Records excerpted from a collection
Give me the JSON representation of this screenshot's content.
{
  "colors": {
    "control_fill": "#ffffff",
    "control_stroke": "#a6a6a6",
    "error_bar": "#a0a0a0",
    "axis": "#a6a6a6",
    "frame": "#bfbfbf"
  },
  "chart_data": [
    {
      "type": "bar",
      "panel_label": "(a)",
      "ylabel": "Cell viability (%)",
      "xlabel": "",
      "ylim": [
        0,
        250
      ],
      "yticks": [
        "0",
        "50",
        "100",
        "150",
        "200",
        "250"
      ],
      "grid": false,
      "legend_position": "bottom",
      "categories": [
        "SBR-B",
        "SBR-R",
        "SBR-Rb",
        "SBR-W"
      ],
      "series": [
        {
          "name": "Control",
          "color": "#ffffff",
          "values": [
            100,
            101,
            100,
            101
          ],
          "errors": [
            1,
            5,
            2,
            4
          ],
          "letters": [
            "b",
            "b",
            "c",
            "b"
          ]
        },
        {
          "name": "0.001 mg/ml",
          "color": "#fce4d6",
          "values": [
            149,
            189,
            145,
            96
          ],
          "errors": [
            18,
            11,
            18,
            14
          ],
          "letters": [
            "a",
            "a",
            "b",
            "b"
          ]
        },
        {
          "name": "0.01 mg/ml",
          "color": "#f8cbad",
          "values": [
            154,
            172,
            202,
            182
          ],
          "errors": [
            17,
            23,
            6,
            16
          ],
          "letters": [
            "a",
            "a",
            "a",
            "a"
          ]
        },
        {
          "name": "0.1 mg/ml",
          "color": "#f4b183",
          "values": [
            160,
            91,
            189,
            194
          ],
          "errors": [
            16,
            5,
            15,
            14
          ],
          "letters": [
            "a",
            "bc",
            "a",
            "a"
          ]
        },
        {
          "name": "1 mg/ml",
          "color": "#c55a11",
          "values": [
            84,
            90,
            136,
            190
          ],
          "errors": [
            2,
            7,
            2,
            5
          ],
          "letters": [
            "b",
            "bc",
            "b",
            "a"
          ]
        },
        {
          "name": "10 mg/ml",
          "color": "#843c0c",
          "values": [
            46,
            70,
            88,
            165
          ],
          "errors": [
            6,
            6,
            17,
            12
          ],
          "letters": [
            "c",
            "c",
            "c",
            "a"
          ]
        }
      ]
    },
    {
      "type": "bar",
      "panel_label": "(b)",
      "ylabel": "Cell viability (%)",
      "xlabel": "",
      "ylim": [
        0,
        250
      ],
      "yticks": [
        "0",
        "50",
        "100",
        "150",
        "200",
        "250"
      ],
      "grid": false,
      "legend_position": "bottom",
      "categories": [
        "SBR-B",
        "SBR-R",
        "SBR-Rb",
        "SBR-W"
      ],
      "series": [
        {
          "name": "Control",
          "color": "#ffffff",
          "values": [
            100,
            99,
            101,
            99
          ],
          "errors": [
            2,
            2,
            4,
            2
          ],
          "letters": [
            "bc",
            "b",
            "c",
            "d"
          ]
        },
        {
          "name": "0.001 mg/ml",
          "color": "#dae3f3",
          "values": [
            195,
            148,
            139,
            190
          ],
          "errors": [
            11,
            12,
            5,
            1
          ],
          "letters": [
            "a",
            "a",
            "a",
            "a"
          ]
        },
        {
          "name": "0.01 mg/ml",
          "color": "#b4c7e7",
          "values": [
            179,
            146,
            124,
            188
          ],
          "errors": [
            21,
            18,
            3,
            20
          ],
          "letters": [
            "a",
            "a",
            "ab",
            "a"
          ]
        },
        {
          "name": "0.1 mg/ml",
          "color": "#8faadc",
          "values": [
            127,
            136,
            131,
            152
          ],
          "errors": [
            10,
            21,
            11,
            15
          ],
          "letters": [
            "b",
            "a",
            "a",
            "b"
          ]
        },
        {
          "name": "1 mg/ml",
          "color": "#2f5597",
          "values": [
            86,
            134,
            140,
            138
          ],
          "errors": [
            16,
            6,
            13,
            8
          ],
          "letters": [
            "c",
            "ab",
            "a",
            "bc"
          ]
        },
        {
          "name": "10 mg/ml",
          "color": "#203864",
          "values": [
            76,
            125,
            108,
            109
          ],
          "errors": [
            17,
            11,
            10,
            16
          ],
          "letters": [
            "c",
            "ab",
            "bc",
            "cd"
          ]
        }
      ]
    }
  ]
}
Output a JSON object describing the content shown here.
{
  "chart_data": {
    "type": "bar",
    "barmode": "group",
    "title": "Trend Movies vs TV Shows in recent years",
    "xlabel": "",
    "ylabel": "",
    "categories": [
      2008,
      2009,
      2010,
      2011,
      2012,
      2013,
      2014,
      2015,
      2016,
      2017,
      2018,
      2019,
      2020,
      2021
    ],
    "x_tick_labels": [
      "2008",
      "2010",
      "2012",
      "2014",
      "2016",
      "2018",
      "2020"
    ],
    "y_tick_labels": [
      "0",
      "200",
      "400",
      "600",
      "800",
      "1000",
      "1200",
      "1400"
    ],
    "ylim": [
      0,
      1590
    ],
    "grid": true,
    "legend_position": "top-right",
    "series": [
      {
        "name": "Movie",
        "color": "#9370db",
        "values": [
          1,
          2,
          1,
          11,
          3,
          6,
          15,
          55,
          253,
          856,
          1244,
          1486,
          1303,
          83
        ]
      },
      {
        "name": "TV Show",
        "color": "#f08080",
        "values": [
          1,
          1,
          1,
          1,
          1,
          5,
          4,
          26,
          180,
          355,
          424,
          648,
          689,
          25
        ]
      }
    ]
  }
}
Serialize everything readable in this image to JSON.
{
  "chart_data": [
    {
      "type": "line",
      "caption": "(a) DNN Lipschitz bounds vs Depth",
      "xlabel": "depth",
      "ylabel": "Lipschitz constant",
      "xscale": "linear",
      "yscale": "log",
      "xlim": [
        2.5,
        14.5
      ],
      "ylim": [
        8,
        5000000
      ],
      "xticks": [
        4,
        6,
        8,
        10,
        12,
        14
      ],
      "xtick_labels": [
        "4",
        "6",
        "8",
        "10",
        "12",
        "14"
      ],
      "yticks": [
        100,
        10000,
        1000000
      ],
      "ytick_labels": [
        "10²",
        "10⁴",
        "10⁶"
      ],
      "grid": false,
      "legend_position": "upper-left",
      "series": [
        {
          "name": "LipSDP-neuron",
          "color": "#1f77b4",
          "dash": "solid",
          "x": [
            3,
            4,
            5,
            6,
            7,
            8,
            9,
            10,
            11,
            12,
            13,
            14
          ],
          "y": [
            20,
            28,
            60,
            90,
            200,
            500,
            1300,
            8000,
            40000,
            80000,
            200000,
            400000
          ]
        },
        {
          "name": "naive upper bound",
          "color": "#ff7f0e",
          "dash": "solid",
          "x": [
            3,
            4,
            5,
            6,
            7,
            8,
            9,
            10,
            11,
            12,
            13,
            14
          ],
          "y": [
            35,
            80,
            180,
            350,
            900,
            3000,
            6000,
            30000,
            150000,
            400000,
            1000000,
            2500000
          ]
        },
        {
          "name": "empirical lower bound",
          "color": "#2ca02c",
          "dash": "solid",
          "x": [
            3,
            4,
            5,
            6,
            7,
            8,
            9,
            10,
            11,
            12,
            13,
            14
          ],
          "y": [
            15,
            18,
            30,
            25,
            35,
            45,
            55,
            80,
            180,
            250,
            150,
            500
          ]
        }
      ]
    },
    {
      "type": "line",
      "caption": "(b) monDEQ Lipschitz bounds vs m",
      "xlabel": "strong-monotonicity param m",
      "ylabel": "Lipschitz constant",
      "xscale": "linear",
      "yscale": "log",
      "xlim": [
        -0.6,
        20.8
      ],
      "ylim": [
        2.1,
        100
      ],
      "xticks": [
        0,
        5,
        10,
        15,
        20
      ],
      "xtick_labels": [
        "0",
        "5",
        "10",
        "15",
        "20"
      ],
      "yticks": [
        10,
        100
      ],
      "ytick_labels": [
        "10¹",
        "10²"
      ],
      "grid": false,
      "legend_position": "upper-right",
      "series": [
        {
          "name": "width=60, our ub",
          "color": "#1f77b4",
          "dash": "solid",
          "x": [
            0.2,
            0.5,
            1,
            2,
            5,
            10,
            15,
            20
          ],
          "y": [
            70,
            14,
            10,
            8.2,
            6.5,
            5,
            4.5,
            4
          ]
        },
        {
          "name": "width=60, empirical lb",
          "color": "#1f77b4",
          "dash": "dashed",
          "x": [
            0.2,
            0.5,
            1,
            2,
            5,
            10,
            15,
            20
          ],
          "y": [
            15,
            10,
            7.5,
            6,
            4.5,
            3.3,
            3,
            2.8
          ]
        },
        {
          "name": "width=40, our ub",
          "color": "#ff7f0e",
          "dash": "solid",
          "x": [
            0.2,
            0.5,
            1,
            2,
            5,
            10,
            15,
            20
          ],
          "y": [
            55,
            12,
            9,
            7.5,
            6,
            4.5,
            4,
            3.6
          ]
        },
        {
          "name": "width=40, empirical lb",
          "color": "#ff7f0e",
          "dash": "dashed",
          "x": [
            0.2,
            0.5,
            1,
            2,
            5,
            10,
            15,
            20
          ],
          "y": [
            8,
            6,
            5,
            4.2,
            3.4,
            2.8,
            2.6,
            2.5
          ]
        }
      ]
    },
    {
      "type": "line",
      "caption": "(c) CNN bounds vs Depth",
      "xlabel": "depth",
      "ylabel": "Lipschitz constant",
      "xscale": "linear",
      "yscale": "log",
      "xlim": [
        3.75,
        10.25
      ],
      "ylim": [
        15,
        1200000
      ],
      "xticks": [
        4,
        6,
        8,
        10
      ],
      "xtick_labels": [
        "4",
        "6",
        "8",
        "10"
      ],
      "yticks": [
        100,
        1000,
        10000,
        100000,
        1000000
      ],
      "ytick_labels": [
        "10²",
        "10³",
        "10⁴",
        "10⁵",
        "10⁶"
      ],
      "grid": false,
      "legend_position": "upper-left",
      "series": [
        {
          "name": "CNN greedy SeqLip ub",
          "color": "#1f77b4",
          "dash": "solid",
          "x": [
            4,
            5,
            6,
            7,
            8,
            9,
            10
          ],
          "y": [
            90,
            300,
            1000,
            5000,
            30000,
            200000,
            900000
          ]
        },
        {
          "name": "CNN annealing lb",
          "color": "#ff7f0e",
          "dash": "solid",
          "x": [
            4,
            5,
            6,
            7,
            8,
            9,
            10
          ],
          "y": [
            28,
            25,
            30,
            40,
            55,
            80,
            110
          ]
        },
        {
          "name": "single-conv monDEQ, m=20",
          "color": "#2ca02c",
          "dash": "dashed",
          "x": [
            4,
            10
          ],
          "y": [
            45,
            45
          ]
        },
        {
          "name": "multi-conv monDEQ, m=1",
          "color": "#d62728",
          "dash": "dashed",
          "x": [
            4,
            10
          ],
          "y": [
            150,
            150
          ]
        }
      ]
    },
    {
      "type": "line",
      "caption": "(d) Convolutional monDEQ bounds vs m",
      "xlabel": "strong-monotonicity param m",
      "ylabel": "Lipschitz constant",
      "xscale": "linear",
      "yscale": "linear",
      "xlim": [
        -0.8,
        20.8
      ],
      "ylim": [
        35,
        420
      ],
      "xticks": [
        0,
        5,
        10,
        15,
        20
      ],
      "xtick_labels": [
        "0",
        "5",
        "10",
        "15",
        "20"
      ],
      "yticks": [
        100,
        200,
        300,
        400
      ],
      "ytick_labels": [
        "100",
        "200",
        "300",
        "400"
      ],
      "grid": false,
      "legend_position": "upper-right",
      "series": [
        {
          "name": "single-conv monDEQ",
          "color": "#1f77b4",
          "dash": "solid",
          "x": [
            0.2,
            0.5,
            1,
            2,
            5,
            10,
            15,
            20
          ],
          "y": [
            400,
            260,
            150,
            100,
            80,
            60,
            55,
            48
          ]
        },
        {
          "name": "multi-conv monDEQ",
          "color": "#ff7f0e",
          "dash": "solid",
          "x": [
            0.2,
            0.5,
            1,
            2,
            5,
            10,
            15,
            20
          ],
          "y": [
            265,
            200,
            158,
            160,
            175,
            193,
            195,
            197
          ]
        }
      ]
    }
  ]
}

▶ **Given task**
In how many lines does the word "caption" appear? Respond with the number alone.

▶ **Right answer**
4